**Task prompt**:
List each line in which the string "tekijöinä" appears.

[Data listing]
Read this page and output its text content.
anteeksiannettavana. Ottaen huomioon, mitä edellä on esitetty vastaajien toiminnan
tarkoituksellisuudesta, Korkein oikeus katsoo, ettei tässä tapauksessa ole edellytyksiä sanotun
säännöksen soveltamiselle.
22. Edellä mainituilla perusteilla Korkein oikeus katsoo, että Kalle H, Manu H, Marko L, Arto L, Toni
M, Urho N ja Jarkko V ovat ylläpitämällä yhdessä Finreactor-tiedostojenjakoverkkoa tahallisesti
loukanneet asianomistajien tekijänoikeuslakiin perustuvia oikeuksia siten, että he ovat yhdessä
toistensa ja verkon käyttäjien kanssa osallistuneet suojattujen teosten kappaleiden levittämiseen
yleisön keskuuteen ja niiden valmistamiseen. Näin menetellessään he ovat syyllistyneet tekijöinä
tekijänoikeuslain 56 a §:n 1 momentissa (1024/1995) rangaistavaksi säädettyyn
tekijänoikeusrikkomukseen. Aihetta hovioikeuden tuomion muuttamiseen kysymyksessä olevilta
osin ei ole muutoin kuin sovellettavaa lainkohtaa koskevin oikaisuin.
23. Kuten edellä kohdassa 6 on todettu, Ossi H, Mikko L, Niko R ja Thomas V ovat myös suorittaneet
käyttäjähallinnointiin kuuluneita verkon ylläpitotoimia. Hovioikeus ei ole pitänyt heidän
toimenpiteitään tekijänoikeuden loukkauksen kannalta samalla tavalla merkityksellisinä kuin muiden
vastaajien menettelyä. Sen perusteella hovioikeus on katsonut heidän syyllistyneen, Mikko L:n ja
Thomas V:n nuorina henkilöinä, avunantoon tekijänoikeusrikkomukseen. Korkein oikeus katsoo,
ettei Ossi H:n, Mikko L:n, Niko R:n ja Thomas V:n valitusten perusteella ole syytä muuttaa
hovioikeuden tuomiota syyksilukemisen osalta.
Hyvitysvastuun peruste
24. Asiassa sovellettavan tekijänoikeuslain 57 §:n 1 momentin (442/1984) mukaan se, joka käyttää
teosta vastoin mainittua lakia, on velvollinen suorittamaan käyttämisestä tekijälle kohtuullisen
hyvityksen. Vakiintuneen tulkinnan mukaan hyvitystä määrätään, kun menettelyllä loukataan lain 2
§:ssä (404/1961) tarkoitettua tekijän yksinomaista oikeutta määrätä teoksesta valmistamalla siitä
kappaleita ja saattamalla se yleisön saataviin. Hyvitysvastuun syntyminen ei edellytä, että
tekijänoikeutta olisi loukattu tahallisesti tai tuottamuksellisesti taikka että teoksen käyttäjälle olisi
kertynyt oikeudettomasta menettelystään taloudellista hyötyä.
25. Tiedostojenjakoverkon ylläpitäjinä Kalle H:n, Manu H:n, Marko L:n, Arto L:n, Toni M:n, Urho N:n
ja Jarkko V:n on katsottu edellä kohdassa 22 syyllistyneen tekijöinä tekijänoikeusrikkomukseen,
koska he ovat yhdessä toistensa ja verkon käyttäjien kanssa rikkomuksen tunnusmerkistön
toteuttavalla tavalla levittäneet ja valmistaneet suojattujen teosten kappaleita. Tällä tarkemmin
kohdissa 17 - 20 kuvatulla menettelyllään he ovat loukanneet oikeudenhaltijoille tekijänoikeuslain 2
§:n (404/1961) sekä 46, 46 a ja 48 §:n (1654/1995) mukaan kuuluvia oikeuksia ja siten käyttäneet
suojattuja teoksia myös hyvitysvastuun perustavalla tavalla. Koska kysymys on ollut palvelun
--
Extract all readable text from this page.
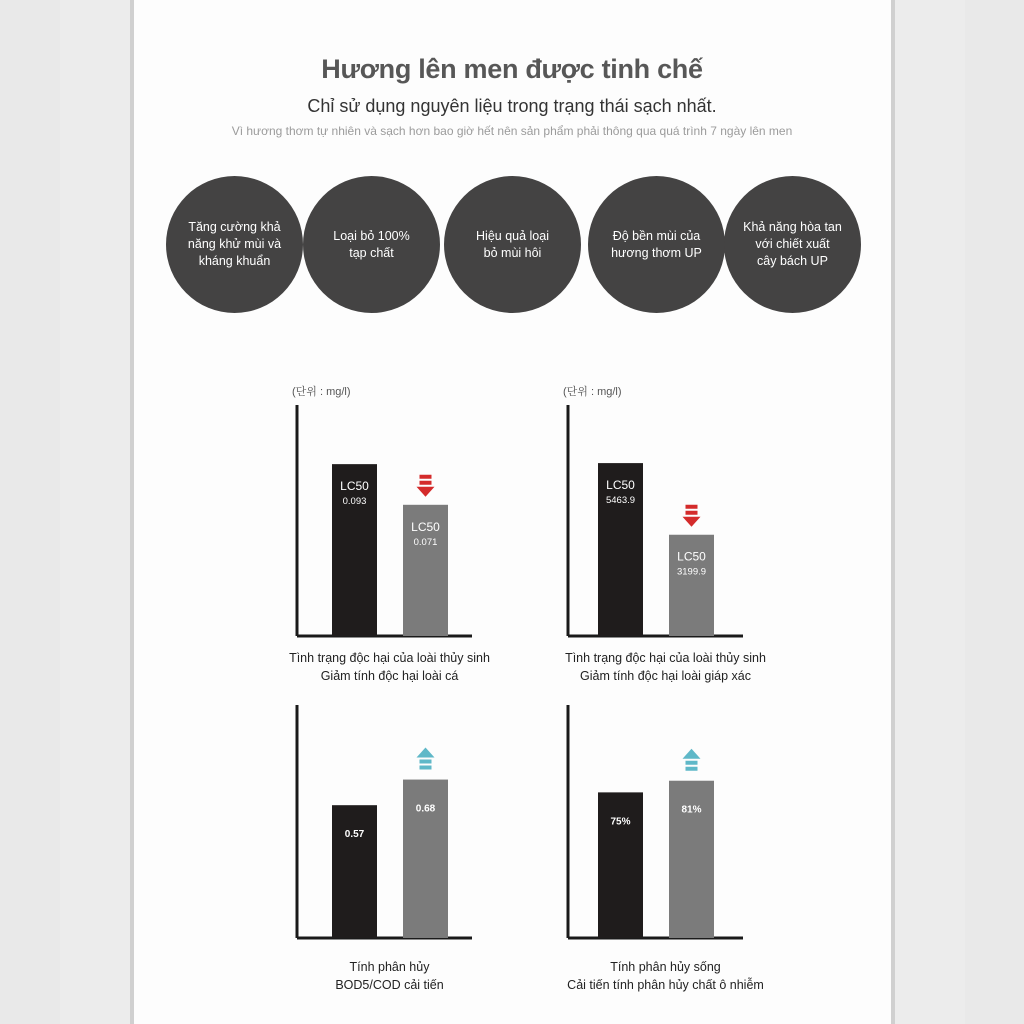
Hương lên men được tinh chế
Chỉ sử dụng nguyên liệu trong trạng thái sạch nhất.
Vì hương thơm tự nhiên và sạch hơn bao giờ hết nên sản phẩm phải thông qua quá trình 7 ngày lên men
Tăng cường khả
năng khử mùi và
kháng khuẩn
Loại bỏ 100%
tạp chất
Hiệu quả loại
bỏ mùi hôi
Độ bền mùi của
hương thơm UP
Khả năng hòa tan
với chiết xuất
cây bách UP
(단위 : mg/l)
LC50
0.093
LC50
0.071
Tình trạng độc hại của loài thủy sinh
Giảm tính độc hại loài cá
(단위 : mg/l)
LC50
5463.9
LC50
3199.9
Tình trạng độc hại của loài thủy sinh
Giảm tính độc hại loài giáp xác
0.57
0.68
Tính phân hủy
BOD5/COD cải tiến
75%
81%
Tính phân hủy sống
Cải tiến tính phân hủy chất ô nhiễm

**Solution to this task**:
yleisön keskuuteen ja niiden valmistamiseen. Näin menetellessään he ovat syyllistyneet tekijöinä
ja Jarkko V:n on katsottu edellä kohdassa 22 syyllistyneen tekijöinä tekijänoikeusrikkomukseen,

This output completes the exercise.